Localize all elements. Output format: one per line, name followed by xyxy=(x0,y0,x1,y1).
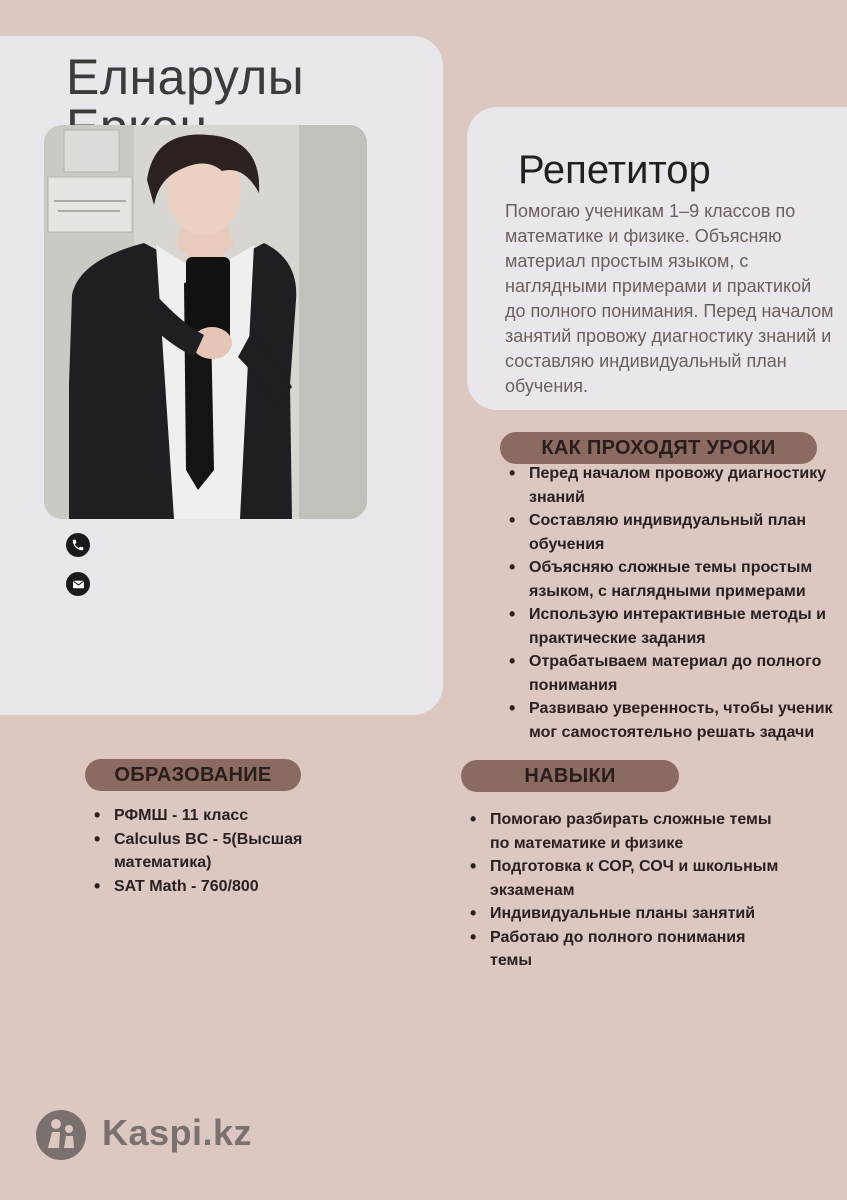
list-item: • Перед началом провожу диагностику знаний xyxy=(505,462,841,509)
role-title: Репетитор xyxy=(518,148,711,192)
list-item: • Использую интерактивные методы и практические задания xyxy=(505,603,841,650)
lessons-heading: КАК ПРОХОДЯТ УРОКИ xyxy=(500,432,817,464)
education-list xyxy=(90,804,330,898)
profile-name: Елнарулы xyxy=(66,49,305,105)
profile-photo xyxy=(44,125,367,519)
list-item: • SAT Math - 760/800 xyxy=(90,875,330,899)
skills-heading: НАВЫКИ xyxy=(461,760,679,792)
kaspi-logo-icon xyxy=(36,1110,86,1160)
list-item: • Объясняю сложные темы простым языком, с наглядными примерами xyxy=(505,556,841,603)
list-item: • Работаю до полного понимания темы xyxy=(466,926,786,973)
role-description: Помогаю ученикам 1–9 классов по математике и физике. Объясняю материал простым языком, с наглядными примерами и практикой до полного понимания. Перед началом занятий провожу диагностику знаний и составляю индивидуальный план обучения. xyxy=(505,201,834,396)
skills-list xyxy=(466,808,786,973)
list-item: • Отрабатываем материал до полного понимания xyxy=(505,650,841,697)
list-item: • РФМШ - 11 класс xyxy=(90,804,330,828)
list-item: • Индивидуальные планы занятий xyxy=(466,902,786,926)
list-item: • Помогаю разбирать сложные темы по математике и физике xyxy=(466,808,786,855)
education-heading: ОБРАЗОВАНИЕ xyxy=(85,759,301,791)
list-item: • Составляю индивидуальный план обучения xyxy=(505,509,841,556)
list-item: • Calculus BC - 5(Высшая математика) xyxy=(90,828,330,875)
list-item: • Развиваю уверенность, чтобы ученик мог самостоятельно решать задачи xyxy=(505,697,841,744)
kaspi-logo-text: Kaspi.kz xyxy=(102,1112,253,1153)
mail-icon[interactable] xyxy=(66,572,90,596)
phone-icon[interactable] xyxy=(66,533,90,557)
list-item: • Подготовка к СОР, СОЧ и школьным экзаменам xyxy=(466,855,786,902)
lessons-list xyxy=(505,462,841,744)
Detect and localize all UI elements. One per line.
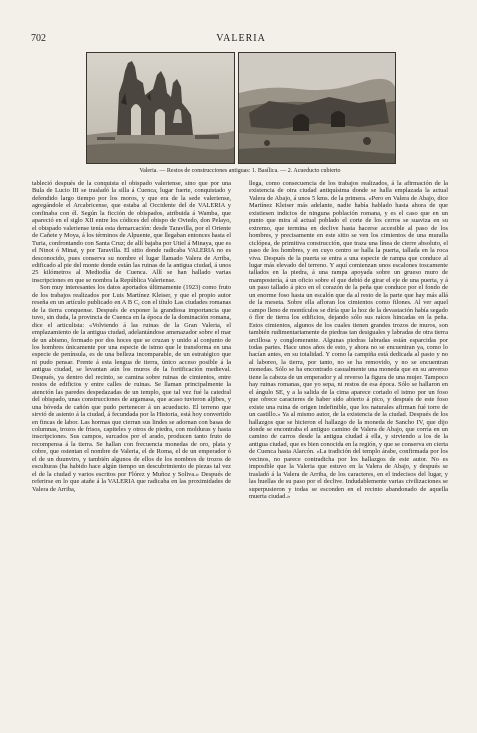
text-column-right [249, 180, 448, 710]
basilica-ruins-image [87, 53, 234, 163]
aqueduct-image [239, 53, 395, 163]
paragraph: llega, como consecuencia de los trabajos realizados, á la afirmación de la existencia de otra ciudad antiquísima donde se halla emplazada la actual Valera de Abajo, á unos 5 kms. de la primera. «Pero en Valera de Abajo, dice Martínez Kleiser más adelante, nadie había hablado hasta ahora de que existiesen indicios de ninguna población romana, y es el caso que en un punto que mira al actual poblado el corte de los cerros se suaviza en su extremo, que termina en declive hasta hacerse accesible al paso de los hombres, y precisamente en este sitio se ven los cimientos de una muralla ciclópea, de primitiva construcción, que traza una línea de cierre absoluto, el paso de los hombres, y en cuyo centro se halla la puerta, tallada en la roca viva. Después de la puerta se entra a una especie de rampa que conduce al lugar más elevado del terreno. Y aquí comienzan unos escalones toscamente tallados en la piedra, á una rampa apoyada sobre un grueso muro de mampostería, á un oficio sobre el que debió de girar el eje de una puerta, y á un paso tallado á pico en el corazón de la peña que conduce por el fondo de un enorme foso hasta un escalón que da al resto de la parte que hay más allá de la meseta. Sobre ella afloran los cimientos como filones. Al ver aquel campo lleno de montículos se diría que la hoz de la devastación había segado ó flor de tierra los edificios, dejando sólo sus raíces hincadas en la peña. Estos cimientos, algunos de los cuales tienen grandes trozos de muros, son también rudimentariamente de piedras tan desiguales y labradas de otra tierra arcillosa y conglomerante. Algunas piedras labradas están esparcidas por todas partes. Hace unos años de esto, y ahora no se encuentran ya, como lo hacían antes, en su totalidad. Y como la campiña está dedicada al pasto y no al laboreo, la tierra, por tanto, no se ha removido, y no se encuentran monedas. Sólo se ha encontrado casualmente una moneda que en su anverso tiene la cabeza de un emperador y al reverso la figura de una mujer. Tampoco hay ruinas romanas, que yo sepa, ni restos de esa época. Sólo se hallaron en el ángulo SE, y a la salida de la cima aparece cortado el istmo por un foso que ofrece caracteres de haber sido abierto á pico, y después de este foso existe una ruina de origen indefinible, que los naturales afirman fué torre de un castillo.» Ya al mismo autor, de la existencia de la ciudad. Después de los hallazgos que se hicieron el hallazgo de la moneda de Sancho IV, que dijo donde se encontraba el antiguo camino de Valera de Abajo, que corría en un camino de carros desde la antigua ciudad á ella, y sirviendo a los de la antigua ciudad, que es bien conocida en la región, y que se conserva en cierta de Cuenca hasta Alarcón. «La tradición del templo árabe, confirmada por los vecinos, no parece contradicha por los hallazgos de este autor. No es imposible que la Valeria que estuvo en la Valera de Abajo, y después se trasladó á la Valera de Arriba, de los caracteres, en el indecisos del lugar, y las huellas de su paso por el declive. Indudablemente varias civilizaciones se superpusieron y todas se esconden en el recinto abandonado de aquella muerta ciudad.» [249, 180, 448, 501]
photo-basilica-ruins [86, 52, 235, 164]
paragraph: Son muy interesantes los datos aportados últimamente (1923) como fruto de los trabajos realizados por Luis Martínez Kleiser, y que el propio autor reseña en un artículo publicado en A B C, con el título Las ciudades romanas de la tierra conquense. Después de exponer la grandiosa importancia que tuvo, sin duda, la provincia de Cuenca en la época de la dominación romana, dice el articulista: «Volviendo á las ruinas de la Gran Valeria, el emplazamiento de la antigua ciudad, adelantándose amenazador sobre el mar de un abismo, formado por dos hoces que se cruzan y unido al conjunto de los hombres únicamente por una especie de istmo que le transforma en una especie de península, es de una belleza incomparable, de un estratégico que ni pudo pensar. Frente á esta lengua de tierra, único acceso posible á la antigua ciudad, se levantan aún los muros de la fortificación medieval. Después, ya dentro del recinto, se camina sobre ruinas de cimientos, entre restos de edificios y entre calles de ruinas. Se llaman principalmente la atención las paredes despedazadas de un templo, que tal vez fué la catedral del obispado, unas construcciones de argamasa, que acaso tuvieron aljibes, y una bóveda de cañón que pudo pertenecer á un acueducto. El terreno que sirvió de asiento á la ciudad, á fecundada por la Historia, está hoy convertido en fincas de labor. Las hormas que cierran sus lindes se adornan con basas de columnas, trozos de frisos, capiteles y otros de piedra, con molduras y hasta inscripciones. Sus campos, surcados por el arado, producen tanto fruto de recompensa á la tierra. Se hallan con frecuencia monedas de oro, plata y cobre, que ostentan el nombre de Valeria, el de Roma, el de un emperador ó el de un duunviro, y también algunos de ellos de los nombres de trozos de esculturas (ha habido hace algún tiempo un descubrimiento de piezas tal vez el de la ciudad y varios escritos por Flórez y Muñoz y Soliva.» Después de referirse en lo que atañe á la VALERIA que radicaba en las proximidades de Valera de Arriba, [32, 284, 231, 493]
page-number: 702 [31, 33, 46, 44]
photo-aqueduct [238, 52, 396, 164]
figure-caption: Valeria. — Restos de construcciones antiguas: 1. Basílica. — 2. Acueducto cubierto [139, 168, 341, 174]
running-header [31, 33, 451, 45]
text-column-left [32, 180, 231, 710]
paragraph: tableció después de la conquista el obispado valeriense, sino que por una Bula de Lucio III se trasladó la silla á Cuenca, lugar fuerte, conquistado y defendido largo tiempo por los moros, y que era de la sede valeriense, agregándole el Arcabricense, que estaba al Occidente del de VALERIA y confinaba con él. Según la ficción de obispados, atribuida á Wamba, que apareció en el siglo XII entre los códices del obispo de Oviedo, don Pelayo, el obispado valeriense tenía esta demarcación: desde Taravilla, por el Oriente de Cañete y Moya, á los términos de Alpuente, que llegaban entonces hasta el Turia, confrontando con Santa Cruz; de allí bajaba por Utiel á Minaya, que es el Ninot ó Minat, y por Taravilla. El sitio donde radicaba VALERIA no es desconocido, pues conserva su nombre el lugar llamado Valera de Arriba, edificado al pie del monte donde están las ruinas de la antigua ciudad, á unos 25 kilómetros al Mediodía de Cuenca. Allí se han hallado varias inscripciones en que se nombra la República Valeriense. [32, 180, 231, 284]
running-title: VALERIA [216, 33, 266, 44]
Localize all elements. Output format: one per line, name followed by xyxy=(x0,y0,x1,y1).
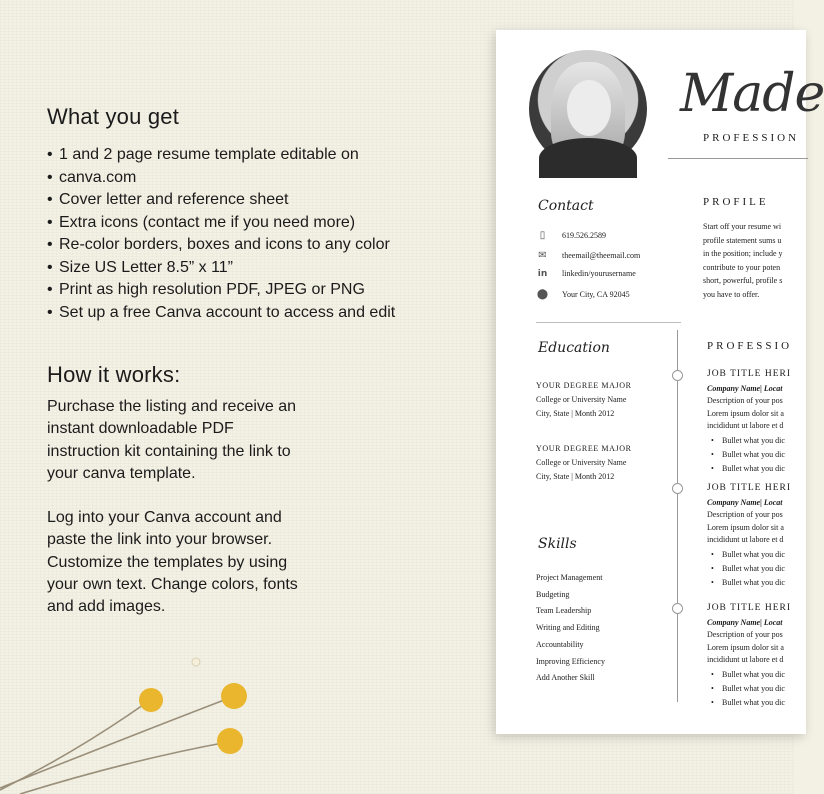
··········
SET EXERCISE - Copy every line of the data verbatim, from the line containing "list-item: • Перед" down to the line containing "kaspi-logo-icon xyxy=(36,1110,86,1160)", both ends included.

RESULT OF THE EXERCISE -
list-item: • Перед началом провожу диагностику знаний xyxy=(505,462,841,509)
role-title: Репетитор xyxy=(518,148,711,192)
list-item: • Использую интерактивные методы и практические задания xyxy=(505,603,841,650)
lessons-heading: КАК ПРОХОДЯТ УРОКИ xyxy=(500,432,817,464)
education-list xyxy=(90,804,330,898)
profile-name: Елнарулы xyxy=(66,49,305,105)
profile-photo xyxy=(44,125,367,519)
list-item: • SAT Math - 760/800 xyxy=(90,875,330,899)
skills-heading: НАВЫКИ xyxy=(461,760,679,792)
kaspi-logo-icon xyxy=(36,1110,86,1160)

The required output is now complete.